» **Directions for this task**
Please copy the lines from the start of the records up to and including the line with "- status-select-value: 학적: [150, 212, 171, 225]".

Excerpt from a dataset
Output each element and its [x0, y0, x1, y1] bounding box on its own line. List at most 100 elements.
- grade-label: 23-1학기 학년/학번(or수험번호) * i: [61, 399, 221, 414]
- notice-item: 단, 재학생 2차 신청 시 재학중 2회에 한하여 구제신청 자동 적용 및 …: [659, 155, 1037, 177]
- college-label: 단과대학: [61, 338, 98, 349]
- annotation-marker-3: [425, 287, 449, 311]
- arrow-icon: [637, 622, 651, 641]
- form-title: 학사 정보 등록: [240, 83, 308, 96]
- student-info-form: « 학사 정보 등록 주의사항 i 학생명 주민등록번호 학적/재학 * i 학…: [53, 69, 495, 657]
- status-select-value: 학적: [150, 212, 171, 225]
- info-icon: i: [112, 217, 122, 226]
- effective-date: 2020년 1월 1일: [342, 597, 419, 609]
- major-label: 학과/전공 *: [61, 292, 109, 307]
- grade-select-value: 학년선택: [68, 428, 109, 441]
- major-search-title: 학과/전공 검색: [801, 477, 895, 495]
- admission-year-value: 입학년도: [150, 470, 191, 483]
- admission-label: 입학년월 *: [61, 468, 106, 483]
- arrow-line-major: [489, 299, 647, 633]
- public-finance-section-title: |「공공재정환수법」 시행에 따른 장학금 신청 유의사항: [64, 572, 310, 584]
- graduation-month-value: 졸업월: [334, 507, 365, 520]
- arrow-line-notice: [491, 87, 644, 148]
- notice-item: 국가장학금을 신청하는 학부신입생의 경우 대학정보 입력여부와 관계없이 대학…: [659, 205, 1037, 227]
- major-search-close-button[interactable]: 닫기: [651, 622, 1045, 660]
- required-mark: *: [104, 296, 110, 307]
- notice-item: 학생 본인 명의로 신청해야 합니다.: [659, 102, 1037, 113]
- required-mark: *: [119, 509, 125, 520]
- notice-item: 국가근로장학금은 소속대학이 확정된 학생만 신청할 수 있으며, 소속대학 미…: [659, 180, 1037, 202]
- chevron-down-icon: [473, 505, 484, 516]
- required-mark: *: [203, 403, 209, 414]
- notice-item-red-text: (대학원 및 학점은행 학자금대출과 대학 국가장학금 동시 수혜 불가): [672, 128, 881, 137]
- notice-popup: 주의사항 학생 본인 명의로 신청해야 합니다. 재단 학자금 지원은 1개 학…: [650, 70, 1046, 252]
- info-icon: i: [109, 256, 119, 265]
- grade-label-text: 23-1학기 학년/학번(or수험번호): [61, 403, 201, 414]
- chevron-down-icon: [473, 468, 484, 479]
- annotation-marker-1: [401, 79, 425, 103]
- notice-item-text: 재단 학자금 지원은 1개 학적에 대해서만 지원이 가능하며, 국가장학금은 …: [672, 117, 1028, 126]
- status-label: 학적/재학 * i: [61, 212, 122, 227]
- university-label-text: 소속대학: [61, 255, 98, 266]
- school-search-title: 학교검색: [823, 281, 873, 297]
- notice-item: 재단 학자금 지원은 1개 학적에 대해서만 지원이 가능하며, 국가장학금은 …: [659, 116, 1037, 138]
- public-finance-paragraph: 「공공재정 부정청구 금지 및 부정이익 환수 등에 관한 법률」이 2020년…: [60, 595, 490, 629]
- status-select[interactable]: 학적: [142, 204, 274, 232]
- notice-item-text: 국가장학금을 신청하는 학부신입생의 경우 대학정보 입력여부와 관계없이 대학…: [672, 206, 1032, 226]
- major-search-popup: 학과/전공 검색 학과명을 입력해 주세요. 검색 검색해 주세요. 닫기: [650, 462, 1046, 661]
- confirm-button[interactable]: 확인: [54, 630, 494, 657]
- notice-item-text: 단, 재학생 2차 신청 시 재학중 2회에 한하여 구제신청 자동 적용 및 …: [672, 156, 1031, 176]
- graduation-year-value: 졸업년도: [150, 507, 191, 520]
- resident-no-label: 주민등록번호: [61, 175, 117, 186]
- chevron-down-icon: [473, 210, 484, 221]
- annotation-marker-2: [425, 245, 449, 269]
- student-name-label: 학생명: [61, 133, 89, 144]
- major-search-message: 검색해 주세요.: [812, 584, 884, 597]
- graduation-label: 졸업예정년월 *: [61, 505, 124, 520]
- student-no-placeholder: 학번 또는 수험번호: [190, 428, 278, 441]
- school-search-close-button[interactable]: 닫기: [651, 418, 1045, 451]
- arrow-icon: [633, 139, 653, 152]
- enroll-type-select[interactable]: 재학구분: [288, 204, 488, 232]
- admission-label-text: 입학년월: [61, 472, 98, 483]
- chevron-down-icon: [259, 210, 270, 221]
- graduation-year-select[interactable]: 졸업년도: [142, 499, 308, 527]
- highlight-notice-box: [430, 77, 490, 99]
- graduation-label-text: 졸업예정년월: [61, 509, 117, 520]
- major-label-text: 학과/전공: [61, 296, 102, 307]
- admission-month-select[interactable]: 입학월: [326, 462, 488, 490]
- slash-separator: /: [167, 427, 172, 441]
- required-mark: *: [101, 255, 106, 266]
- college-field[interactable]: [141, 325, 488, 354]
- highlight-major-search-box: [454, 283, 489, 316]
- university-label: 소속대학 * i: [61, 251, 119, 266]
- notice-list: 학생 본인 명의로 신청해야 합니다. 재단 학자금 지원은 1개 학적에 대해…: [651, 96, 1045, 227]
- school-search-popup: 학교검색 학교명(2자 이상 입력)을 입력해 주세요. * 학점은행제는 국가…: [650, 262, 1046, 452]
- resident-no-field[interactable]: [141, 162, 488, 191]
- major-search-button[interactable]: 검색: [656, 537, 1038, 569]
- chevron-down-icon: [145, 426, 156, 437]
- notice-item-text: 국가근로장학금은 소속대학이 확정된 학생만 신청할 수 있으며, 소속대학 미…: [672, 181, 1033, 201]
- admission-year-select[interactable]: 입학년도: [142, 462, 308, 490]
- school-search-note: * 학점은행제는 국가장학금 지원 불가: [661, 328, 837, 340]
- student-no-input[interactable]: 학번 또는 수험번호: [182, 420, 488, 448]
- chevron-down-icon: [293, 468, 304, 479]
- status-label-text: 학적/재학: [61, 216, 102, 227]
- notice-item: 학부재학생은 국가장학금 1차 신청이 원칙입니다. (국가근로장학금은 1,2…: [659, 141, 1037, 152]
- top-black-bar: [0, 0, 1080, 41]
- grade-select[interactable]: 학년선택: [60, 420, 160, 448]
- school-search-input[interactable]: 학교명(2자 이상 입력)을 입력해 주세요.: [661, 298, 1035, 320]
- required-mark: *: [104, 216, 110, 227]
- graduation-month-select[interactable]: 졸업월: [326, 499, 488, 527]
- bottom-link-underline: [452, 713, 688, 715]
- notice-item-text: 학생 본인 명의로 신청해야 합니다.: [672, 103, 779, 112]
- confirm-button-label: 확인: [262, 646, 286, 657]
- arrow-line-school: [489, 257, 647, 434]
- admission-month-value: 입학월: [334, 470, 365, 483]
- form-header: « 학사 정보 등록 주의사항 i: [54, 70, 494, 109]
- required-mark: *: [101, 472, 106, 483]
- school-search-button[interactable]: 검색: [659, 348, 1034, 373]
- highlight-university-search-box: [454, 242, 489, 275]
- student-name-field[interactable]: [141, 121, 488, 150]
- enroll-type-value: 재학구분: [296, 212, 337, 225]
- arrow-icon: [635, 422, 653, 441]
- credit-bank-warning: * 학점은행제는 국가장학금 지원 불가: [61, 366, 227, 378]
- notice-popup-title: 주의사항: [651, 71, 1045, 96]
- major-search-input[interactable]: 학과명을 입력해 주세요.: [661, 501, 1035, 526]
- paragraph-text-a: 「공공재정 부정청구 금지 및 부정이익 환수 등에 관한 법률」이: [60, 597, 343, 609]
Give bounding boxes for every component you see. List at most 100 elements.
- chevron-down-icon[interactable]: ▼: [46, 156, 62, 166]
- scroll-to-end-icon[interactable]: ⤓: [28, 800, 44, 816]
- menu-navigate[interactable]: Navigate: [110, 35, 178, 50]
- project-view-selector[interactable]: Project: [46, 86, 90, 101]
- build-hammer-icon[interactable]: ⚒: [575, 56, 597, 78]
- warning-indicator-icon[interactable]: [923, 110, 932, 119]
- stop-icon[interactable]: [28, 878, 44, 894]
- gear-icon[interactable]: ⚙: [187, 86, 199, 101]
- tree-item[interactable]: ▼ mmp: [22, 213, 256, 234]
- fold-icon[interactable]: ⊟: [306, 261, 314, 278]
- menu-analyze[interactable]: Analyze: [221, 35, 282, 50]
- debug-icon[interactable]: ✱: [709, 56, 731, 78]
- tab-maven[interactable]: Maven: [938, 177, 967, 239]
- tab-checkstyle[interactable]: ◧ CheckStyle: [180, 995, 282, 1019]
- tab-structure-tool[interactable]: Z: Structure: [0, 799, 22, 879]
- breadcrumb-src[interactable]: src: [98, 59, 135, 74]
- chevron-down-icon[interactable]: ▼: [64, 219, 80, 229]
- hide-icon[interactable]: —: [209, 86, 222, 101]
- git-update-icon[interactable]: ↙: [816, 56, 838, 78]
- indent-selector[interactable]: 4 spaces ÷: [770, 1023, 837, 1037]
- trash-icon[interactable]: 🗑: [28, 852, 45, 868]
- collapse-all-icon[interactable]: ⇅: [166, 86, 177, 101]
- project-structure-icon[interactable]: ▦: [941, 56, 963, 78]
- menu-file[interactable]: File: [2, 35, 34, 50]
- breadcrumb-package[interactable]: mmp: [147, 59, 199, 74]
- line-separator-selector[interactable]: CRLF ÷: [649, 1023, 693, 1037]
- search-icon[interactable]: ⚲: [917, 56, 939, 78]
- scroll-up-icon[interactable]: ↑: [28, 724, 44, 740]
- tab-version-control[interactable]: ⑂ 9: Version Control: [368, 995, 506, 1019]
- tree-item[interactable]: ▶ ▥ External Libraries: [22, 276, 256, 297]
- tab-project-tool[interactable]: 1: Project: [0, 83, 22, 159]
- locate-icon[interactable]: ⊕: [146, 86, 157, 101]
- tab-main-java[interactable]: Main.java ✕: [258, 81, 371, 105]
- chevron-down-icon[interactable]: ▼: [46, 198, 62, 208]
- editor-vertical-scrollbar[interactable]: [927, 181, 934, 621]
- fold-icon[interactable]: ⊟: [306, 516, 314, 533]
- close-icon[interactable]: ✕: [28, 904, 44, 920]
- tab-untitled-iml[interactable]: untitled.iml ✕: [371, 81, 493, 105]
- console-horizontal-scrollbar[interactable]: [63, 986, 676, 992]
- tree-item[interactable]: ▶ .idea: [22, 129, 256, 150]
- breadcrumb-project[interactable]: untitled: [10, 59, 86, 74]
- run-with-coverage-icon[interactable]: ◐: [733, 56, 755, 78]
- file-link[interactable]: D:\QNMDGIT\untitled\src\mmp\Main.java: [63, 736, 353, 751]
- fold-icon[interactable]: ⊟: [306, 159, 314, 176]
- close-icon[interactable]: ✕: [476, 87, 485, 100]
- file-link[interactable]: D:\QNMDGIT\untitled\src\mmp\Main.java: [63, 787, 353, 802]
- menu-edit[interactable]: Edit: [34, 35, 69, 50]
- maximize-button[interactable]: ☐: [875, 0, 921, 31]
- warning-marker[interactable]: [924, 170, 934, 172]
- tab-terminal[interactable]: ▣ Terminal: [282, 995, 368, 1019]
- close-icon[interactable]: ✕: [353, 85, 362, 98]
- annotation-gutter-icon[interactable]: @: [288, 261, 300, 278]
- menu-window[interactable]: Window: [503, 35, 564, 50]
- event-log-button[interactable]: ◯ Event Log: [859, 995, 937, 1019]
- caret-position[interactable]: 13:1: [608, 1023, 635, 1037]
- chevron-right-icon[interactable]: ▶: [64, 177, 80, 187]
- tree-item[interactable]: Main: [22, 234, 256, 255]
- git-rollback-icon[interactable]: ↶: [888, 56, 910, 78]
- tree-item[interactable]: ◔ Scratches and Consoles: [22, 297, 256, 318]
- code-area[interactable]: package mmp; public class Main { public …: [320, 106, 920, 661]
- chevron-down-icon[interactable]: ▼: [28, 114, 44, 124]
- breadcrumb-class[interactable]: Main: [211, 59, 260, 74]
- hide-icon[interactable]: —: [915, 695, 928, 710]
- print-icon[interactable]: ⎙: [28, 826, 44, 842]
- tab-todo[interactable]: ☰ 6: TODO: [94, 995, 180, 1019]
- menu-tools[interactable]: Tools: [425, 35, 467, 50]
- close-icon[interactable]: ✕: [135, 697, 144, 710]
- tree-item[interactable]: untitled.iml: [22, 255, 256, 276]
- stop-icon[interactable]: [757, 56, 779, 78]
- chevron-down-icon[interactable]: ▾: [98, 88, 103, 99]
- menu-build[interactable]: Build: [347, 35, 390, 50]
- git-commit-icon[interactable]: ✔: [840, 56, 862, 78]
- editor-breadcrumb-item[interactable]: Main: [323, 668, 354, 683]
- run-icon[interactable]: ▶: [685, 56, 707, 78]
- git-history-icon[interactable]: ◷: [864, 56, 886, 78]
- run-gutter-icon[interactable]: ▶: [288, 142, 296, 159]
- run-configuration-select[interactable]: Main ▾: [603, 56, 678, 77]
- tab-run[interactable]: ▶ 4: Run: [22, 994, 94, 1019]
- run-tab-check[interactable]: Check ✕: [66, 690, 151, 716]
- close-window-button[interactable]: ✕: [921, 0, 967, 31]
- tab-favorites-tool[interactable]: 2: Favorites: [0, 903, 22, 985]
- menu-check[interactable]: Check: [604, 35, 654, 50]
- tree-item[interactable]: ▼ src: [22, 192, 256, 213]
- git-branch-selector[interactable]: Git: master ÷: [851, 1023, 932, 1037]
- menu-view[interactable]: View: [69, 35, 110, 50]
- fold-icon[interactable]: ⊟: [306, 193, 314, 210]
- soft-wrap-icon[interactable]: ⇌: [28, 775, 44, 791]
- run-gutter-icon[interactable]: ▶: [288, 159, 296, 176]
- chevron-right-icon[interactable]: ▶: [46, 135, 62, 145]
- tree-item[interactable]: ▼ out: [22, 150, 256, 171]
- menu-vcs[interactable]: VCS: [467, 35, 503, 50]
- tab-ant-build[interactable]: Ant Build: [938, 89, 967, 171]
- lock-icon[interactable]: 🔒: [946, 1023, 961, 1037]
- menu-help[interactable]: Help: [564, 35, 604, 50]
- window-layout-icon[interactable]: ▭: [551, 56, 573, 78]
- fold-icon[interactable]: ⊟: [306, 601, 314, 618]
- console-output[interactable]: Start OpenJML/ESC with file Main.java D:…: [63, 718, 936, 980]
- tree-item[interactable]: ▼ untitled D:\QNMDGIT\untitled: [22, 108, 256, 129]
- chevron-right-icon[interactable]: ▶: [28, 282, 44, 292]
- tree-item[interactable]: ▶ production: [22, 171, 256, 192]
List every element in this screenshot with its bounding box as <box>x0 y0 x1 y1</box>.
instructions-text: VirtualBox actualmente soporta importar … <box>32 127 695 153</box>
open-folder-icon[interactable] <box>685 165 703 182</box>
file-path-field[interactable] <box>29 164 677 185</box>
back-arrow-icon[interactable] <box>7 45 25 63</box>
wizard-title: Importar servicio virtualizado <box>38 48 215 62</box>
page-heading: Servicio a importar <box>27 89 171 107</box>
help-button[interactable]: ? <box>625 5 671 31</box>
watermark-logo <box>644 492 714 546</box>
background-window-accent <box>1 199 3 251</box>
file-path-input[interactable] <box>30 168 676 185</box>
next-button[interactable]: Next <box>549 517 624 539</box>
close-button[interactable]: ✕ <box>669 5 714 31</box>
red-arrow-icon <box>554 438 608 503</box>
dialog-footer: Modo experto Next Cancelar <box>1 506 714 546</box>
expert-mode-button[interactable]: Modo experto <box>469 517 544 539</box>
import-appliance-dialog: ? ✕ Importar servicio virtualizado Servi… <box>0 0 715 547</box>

» **Task answer**
Output each element and its [x0, y0, x1, y1] bounding box on its own line. List at most 100 elements.
- grade-label: 23-1학기 학년/학번(or수험번호) * i: [61, 399, 221, 414]
- notice-item: 단, 재학생 2차 신청 시 재학중 2회에 한하여 구제신청 자동 적용 및 …: [659, 155, 1037, 177]
- college-label: 단과대학: [61, 338, 98, 349]
- annotation-marker-3: [425, 287, 449, 311]
- arrow-icon: [637, 622, 651, 641]
- form-title: 학사 정보 등록: [240, 83, 308, 96]
- student-info-form: « 학사 정보 등록 주의사항 i 학생명 주민등록번호 학적/재학 * i 학…: [53, 69, 495, 657]
- status-select-value: 학적: [150, 212, 171, 225]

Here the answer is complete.